## Entries shown
>>>
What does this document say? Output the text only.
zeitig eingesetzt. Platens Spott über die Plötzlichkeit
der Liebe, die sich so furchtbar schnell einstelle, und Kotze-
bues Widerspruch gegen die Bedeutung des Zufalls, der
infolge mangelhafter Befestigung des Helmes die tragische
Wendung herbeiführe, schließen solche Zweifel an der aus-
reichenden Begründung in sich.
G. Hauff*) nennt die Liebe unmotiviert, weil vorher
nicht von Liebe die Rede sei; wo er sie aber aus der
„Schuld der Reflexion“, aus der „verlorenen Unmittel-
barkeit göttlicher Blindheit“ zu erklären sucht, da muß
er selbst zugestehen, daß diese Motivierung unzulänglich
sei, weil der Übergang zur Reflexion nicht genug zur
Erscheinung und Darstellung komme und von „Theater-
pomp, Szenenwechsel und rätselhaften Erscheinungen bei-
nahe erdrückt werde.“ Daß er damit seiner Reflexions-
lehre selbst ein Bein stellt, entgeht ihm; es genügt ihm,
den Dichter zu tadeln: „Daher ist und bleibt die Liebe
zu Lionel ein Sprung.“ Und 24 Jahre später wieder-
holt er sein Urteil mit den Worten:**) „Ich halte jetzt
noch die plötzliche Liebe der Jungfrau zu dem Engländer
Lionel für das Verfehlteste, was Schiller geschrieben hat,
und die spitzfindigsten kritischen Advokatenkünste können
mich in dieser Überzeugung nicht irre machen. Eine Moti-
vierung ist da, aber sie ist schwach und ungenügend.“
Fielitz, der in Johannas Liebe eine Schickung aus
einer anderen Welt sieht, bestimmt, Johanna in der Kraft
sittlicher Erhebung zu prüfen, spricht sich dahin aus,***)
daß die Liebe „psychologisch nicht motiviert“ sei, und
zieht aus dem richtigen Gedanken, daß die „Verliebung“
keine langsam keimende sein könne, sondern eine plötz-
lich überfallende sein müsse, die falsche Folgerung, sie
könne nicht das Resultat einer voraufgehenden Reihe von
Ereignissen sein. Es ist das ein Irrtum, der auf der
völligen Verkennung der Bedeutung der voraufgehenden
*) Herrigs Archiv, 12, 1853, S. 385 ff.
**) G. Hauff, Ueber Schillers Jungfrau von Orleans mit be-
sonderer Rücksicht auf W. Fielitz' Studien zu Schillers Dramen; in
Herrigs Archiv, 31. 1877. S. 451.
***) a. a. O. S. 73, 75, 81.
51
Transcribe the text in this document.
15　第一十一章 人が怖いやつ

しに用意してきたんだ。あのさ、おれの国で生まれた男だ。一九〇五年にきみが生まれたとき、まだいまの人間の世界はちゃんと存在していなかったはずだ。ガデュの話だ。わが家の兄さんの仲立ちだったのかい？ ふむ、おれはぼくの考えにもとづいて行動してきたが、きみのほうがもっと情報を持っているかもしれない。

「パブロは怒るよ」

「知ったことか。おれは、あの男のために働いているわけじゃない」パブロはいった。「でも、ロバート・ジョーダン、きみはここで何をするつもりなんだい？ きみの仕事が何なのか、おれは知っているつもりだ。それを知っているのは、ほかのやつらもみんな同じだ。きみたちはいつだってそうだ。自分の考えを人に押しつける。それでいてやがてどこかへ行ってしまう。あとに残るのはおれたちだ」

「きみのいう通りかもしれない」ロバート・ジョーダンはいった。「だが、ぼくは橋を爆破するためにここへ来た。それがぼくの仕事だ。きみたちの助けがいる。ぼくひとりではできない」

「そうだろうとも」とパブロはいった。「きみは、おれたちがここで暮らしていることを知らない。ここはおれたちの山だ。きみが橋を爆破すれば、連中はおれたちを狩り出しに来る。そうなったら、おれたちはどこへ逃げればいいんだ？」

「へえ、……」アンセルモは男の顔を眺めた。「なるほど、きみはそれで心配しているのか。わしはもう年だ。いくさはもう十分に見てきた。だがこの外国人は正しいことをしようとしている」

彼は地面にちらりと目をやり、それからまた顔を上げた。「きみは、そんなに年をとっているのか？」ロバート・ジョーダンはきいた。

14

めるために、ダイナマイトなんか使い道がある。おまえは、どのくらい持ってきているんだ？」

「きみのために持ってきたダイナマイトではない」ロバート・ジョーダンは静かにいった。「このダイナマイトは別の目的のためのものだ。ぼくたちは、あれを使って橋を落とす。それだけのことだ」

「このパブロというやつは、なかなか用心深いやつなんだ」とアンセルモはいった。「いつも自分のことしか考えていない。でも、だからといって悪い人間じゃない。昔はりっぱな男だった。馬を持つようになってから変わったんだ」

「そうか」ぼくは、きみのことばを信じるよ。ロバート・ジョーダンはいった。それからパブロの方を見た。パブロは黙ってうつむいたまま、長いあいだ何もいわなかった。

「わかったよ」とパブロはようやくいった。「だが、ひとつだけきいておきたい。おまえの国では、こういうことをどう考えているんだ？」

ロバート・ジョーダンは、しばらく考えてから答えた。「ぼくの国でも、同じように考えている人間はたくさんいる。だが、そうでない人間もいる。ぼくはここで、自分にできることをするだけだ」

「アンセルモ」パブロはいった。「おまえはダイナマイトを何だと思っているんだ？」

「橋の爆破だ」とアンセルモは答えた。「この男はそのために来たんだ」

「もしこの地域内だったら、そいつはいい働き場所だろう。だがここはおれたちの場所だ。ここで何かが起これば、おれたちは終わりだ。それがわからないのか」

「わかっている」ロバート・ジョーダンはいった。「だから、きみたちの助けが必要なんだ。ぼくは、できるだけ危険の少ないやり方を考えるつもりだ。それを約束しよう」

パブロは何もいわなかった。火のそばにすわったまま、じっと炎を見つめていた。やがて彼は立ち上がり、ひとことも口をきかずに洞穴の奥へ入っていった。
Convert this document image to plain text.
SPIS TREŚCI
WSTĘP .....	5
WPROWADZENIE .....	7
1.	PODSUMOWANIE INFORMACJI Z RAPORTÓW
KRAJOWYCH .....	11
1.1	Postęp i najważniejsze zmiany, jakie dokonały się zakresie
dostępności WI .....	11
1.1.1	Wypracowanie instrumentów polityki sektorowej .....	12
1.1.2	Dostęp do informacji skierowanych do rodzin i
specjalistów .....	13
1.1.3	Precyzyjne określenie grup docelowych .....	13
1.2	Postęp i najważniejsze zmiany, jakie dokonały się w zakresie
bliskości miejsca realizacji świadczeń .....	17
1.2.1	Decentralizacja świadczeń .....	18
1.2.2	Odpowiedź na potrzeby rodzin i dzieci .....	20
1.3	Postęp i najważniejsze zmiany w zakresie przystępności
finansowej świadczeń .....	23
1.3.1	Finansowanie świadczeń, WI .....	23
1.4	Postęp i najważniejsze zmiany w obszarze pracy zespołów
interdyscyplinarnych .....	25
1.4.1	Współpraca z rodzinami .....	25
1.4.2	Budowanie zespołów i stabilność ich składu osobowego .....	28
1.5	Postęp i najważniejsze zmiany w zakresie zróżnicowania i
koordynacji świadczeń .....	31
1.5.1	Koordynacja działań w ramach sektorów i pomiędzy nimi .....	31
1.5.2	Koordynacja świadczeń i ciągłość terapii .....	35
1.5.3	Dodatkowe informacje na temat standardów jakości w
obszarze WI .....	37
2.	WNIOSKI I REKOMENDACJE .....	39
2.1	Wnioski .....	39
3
<<<
## Written problem
Copy out each line exactly as written.

## Result
What does this document say? Output the text only.
zeitig eingesetzt. Platens Spott über die Plötzlichkeit
der Liebe, die sich so furchtbar schnell einstelle, und Kotze-
bues Widerspruch gegen die Bedeutung des Zufalls, der
infolge mangelhafter Befestigung des Helmes die tragische
Wendung herbeiführe, schließen solche Zweifel an der aus-
reichenden Begründung in sich.
G. Hauff*) nennt die Liebe unmotiviert, weil vorher
nicht von Liebe die Rede sei; wo er sie aber aus der
„Schuld der Reflexion“, aus der „verlorenen Unmittel-
barkeit göttlicher Blindheit“ zu erklären sucht, da muß
er selbst zugestehen, daß diese Motivierung unzulänglich
sei, weil der Übergang zur Reflexion nicht genug zur
Erscheinung und Darstellung komme und von „Theater-
pomp, Szenenwechsel und rätselhaften Erscheinungen bei-
nahe erdrückt werde.“ Daß er damit seiner Reflexions-
lehre selbst ein Bein stellt, entgeht ihm; es genügt ihm,
den Dichter zu tadeln: „Daher ist und bleibt die Liebe
zu Lionel ein Sprung.“ Und 24 Jahre später wieder-
holt er sein Urteil mit den Worten:**) „Ich halte jetzt
noch die plötzliche Liebe der Jungfrau zu dem Engländer
Lionel für das Verfehlteste, was Schiller geschrieben hat,
und die spitzfindigsten kritischen Advokatenkünste können
mich in dieser Überzeugung nicht irre machen. Eine Moti-
vierung ist da, aber sie ist schwach und ungenügend.“
Fielitz, der in Johannas Liebe eine Schickung aus
einer anderen Welt sieht, bestimmt, Johanna in der Kraft
sittlicher Erhebung zu prüfen, spricht sich dahin aus,***)
daß die Liebe „psychologisch nicht motiviert“ sei, und
zieht aus dem richtigen Gedanken, daß die „Verliebung“
keine langsam keimende sein könne, sondern eine plötz-
lich überfallende sein müsse, die falsche Folgerung, sie
könne nicht das Resultat einer voraufgehenden Reihe von
Ereignissen sein. Es ist das ein Irrtum, der auf der
völligen Verkennung der Bedeutung der voraufgehenden
*) Herrigs Archiv, 12, 1853, S. 385 ff.
**) G. Hauff, Ueber Schillers Jungfrau von Orleans mit be-
sonderer Rücksicht auf W. Fielitz' Studien zu Schillers Dramen; in
Herrigs Archiv, 31. 1877. S. 451.
***) a. a. O. S. 73, 75, 81.
51
Transcribe the text in this document.
15　第一十一章 人が怖いやつ

しに用意してきたんだ。あのさ、おれの国で生まれた男だ。一九〇五年にきみが生まれたとき、まだいまの人間の世界はちゃんと存在していなかったはずだ。ガデュの話だ。わが家の兄さんの仲立ちだったのかい？ ふむ、おれはぼくの考えにもとづいて行動してきたが、きみのほうがもっと情報を持っているかもしれない。

「パブロは怒るよ」

「知ったことか。おれは、あの男のために働いているわけじゃない」パブロはいった。「でも、ロバート・ジョーダン、きみはここで何をするつもりなんだい？ きみの仕事が何なのか、おれは知っているつもりだ。それを知っているのは、ほかのやつらもみんな同じだ。きみたちはいつだってそうだ。自分の考えを人に押しつける。それでいてやがてどこかへ行ってしまう。あとに残るのはおれたちだ」

「きみのいう通りかもしれない」ロバート・ジョーダンはいった。「だが、ぼくは橋を爆破するためにここへ来た。それがぼくの仕事だ。きみたちの助けがいる。ぼくひとりではできない」

「そうだろうとも」とパブロはいった。「きみは、おれたちがここで暮らしていることを知らない。ここはおれたちの山だ。きみが橋を爆破すれば、連中はおれたちを狩り出しに来る。そうなったら、おれたちはどこへ逃げればいいんだ？」

「へえ、……」アンセルモは男の顔を眺めた。「なるほど、きみはそれで心配しているのか。わしはもう年だ。いくさはもう十分に見てきた。だがこの外国人は正しいことをしようとしている」

彼は地面にちらりと目をやり、それからまた顔を上げた。「きみは、そんなに年をとっているのか？」ロバート・ジョーダンはきいた。

14

めるために、ダイナマイトなんか使い道がある。おまえは、どのくらい持ってきているんだ？」

「きみのために持ってきたダイナマイトではない」ロバート・ジョーダンは静かにいった。「このダイナマイトは別の目的のためのものだ。ぼくたちは、あれを使って橋を落とす。それだけのことだ」

「このパブロというやつは、なかなか用心深いやつなんだ」とアンセルモはいった。「いつも自分のことしか考えていない。でも、だからといって悪い人間じゃない。昔はりっぱな男だった。馬を持つようになってから変わったんだ」

「そうか」ぼくは、きみのことばを信じるよ。ロバート・ジョーダンはいった。それからパブロの方を見た。パブロは黙ってうつむいたまま、長いあいだ何もいわなかった。

「わかったよ」とパブロはようやくいった。「だが、ひとつだけきいておきたい。おまえの国では、こういうことをどう考えているんだ？」

ロバート・ジョーダンは、しばらく考えてから答えた。「ぼくの国でも、同じように考えている人間はたくさんいる。だが、そうでない人間もいる。ぼくはここで、自分にできることをするだけだ」

「アンセルモ」パブロはいった。「おまえはダイナマイトを何だと思っているんだ？」

「橋の爆破だ」とアンセルモは答えた。「この男はそのために来たんだ」

「もしこの地域内だったら、そいつはいい働き場所だろう。だがここはおれたちの場所だ。ここで何かが起これば、おれたちは終わりだ。それがわからないのか」

「わかっている」ロバート・ジョーダンはいった。「だから、きみたちの助けが必要なんだ。ぼくは、できるだけ危険の少ないやり方を考えるつもりだ。それを約束しよう」

パブロは何もいわなかった。火のそばにすわったまま、じっと炎を見つめていた。やがて彼は立ち上がり、ひとことも口をきかずに洞穴の奥へ入っていった。
Convert this document image to plain text.
SPIS TREŚCI
WSTĘP .....	5
WPROWADZENIE .....	7
1.	PODSUMOWANIE INFORMACJI Z RAPORTÓW
KRAJOWYCH .....	11
1.1	Postęp i najważniejsze zmiany, jakie dokonały się zakresie
dostępności WI .....	11
1.1.1	Wypracowanie instrumentów polityki sektorowej .....	12
1.1.2	Dostęp do informacji skierowanych do rodzin i
specjalistów .....	13
1.1.3	Precyzyjne określenie grup docelowych .....	13
1.2	Postęp i najważniejsze zmiany, jakie dokonały się w zakresie
bliskości miejsca realizacji świadczeń .....	17
1.2.1	Decentralizacja świadczeń .....	18
1.2.2	Odpowiedź na potrzeby rodzin i dzieci .....	20
1.3	Postęp i najważniejsze zmiany w zakresie przystępności
finansowej świadczeń .....	23
1.3.1	Finansowanie świadczeń, WI .....	23
1.4	Postęp i najważniejsze zmiany w obszarze pracy zespołów
interdyscyplinarnych .....	25
1.4.1	Współpraca z rodzinami .....	25
1.4.2	Budowanie zespołów i stabilność ich składu osobowego .....	28
1.5	Postęp i najważniejsze zmiany w zakresie zróżnicowania i
koordynacji świadczeń .....	31
1.5.1	Koordynacja działań w ramach sektorów i pomiędzy nimi .....	31
1.5.2	Koordynacja świadczeń i ciągłość terapii .....	35
1.5.3	Dodatkowe informacje na temat standardów jakości w
obszarze WI .....	37
2.	WNIOSKI I REKOMENDACJE .....	39
2.1	Wnioski .....	39
3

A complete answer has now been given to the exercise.